(Problem)
Provide only the number of lines in the listing that contain the string "image".

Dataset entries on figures
Begin

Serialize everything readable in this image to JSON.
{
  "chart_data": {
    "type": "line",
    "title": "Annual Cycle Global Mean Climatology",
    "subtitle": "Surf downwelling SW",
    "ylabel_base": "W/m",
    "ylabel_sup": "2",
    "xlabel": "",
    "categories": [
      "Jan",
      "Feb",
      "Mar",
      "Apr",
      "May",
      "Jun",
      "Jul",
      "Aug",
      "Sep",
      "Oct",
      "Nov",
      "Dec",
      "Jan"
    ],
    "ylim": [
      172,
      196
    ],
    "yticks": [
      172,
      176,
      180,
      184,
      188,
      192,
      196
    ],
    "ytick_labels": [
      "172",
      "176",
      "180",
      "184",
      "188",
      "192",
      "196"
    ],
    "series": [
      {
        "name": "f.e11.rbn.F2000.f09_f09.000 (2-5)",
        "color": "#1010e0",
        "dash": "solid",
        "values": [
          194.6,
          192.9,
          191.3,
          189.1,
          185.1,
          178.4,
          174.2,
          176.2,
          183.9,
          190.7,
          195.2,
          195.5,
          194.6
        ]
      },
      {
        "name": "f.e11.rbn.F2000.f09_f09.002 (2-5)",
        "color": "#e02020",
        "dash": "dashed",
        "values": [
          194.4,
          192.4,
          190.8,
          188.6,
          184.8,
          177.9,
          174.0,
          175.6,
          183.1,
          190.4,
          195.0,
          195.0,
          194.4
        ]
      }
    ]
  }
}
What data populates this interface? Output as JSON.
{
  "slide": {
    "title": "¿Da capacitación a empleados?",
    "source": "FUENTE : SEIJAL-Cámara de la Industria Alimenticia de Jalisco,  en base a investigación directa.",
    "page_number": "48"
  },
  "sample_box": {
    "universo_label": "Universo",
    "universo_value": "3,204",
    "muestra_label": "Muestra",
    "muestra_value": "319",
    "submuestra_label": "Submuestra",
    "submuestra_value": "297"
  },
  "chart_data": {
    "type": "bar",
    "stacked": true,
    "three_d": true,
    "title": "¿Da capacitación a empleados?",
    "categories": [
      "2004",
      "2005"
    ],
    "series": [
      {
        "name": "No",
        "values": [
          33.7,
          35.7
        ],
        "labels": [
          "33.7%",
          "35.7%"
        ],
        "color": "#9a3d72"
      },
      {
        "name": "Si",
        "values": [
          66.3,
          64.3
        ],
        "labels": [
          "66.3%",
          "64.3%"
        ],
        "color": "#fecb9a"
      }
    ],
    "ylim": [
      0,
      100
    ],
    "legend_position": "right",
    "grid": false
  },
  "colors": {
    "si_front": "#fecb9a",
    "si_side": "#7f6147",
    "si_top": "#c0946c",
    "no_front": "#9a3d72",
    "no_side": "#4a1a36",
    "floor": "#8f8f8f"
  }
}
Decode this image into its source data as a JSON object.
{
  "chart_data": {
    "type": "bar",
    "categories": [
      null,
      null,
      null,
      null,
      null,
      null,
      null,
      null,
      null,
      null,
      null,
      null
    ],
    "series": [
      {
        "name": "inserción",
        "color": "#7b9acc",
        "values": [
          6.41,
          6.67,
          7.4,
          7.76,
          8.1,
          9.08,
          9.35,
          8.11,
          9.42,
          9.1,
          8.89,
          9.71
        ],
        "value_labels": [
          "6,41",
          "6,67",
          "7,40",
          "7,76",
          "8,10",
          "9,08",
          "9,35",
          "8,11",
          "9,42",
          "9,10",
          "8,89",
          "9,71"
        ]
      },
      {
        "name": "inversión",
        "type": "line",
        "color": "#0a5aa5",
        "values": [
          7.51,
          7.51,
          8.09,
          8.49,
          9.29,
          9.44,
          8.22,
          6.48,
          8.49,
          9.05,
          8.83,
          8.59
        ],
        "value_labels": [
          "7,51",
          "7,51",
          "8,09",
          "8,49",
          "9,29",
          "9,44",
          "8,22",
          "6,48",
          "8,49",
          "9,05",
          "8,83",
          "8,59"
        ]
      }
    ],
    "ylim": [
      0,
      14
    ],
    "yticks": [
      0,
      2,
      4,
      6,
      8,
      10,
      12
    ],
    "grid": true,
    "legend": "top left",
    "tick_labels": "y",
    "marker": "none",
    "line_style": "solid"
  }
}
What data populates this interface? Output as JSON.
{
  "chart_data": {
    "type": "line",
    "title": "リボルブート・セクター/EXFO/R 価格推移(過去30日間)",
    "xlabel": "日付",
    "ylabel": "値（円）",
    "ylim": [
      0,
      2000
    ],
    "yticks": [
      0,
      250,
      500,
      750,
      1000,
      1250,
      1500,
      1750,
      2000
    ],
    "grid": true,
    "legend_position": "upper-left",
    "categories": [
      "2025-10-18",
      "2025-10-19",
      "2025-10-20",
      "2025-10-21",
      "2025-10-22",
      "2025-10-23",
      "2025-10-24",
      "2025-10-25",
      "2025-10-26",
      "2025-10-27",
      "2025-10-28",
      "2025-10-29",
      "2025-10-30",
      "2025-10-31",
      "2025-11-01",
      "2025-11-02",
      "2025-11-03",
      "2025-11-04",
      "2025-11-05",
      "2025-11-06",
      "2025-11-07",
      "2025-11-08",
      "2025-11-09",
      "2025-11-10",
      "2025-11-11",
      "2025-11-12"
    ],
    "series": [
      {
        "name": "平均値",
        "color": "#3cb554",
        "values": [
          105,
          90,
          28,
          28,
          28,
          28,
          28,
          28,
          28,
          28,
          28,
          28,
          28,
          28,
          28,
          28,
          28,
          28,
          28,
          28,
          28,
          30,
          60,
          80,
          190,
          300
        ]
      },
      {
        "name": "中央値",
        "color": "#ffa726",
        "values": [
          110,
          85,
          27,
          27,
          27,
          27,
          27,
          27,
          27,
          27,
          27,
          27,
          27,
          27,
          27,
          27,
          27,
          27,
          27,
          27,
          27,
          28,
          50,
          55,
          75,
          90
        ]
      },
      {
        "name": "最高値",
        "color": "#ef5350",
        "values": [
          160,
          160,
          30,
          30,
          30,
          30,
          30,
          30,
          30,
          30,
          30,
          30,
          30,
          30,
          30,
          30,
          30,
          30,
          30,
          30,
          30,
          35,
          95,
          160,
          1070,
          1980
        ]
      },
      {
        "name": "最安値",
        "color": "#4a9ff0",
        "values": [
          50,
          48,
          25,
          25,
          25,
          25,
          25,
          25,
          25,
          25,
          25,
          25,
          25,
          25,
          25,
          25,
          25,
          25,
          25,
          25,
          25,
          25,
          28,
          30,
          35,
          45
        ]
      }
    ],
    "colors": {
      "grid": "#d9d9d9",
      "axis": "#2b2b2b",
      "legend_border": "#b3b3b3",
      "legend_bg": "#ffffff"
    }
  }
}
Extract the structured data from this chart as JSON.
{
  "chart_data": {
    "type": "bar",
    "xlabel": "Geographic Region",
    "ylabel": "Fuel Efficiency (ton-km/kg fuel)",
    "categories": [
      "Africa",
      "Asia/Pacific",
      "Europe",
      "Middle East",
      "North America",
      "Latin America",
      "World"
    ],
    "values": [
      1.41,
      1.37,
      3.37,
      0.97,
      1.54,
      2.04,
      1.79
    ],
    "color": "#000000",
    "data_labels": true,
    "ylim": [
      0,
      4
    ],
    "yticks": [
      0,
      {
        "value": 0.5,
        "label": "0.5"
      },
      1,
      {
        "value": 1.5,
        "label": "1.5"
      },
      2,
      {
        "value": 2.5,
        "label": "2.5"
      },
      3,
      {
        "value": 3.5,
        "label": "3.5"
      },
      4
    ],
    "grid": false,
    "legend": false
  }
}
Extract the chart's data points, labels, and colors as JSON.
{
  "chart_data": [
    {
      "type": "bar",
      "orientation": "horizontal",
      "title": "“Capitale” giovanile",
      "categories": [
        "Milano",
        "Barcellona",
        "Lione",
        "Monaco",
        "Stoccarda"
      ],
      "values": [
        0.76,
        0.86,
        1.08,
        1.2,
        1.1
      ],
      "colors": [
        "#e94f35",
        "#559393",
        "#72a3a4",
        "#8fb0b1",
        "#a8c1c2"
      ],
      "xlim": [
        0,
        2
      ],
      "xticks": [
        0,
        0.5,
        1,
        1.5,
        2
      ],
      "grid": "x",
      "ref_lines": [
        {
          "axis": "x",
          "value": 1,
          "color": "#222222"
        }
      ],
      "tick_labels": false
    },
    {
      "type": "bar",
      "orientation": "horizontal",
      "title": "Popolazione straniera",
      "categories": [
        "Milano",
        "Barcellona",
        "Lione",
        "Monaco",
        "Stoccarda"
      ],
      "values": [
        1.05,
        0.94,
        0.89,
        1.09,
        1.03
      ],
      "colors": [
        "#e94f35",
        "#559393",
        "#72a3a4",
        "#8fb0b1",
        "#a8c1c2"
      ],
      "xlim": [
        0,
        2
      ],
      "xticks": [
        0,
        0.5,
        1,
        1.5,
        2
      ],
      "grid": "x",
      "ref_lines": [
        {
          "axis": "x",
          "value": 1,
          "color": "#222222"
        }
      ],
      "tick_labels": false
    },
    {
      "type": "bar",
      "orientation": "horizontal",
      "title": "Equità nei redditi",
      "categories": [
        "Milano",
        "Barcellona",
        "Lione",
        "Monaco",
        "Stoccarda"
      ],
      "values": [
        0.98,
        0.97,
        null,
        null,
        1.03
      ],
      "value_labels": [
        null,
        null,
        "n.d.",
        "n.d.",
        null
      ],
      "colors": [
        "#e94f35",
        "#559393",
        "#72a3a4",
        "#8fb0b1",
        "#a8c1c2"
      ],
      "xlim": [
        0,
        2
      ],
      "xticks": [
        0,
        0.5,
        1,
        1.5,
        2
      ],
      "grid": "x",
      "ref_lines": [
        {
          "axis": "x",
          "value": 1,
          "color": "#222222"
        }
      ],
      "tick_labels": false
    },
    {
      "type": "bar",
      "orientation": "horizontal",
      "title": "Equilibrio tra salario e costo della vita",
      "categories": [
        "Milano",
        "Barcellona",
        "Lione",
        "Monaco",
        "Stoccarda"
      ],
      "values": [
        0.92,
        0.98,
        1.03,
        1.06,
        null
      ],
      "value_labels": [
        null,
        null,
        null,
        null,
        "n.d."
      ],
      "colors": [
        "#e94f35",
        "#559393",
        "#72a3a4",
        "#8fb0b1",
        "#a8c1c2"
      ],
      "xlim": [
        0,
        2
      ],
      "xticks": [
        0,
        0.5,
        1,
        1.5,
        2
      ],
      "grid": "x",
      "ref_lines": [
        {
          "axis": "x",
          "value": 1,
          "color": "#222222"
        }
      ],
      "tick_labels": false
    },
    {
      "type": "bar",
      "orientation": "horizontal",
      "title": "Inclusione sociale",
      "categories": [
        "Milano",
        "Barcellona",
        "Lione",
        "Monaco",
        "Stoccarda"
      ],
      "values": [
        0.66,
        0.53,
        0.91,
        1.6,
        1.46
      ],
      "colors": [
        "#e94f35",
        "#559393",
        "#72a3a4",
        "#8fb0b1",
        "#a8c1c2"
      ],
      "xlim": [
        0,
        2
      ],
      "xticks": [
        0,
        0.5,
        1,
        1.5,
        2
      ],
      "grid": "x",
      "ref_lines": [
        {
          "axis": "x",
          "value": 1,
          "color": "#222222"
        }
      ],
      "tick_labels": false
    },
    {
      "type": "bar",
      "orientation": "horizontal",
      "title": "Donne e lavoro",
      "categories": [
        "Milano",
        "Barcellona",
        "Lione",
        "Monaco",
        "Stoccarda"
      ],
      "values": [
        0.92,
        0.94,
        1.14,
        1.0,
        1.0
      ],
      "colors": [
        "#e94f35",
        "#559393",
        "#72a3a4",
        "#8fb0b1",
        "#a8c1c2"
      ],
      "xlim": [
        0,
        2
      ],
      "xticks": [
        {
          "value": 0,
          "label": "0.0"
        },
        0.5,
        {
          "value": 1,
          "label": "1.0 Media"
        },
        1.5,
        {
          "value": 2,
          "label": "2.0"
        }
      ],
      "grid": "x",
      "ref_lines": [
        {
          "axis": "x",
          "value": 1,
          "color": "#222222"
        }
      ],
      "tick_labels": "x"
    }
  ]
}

End

(Response)
2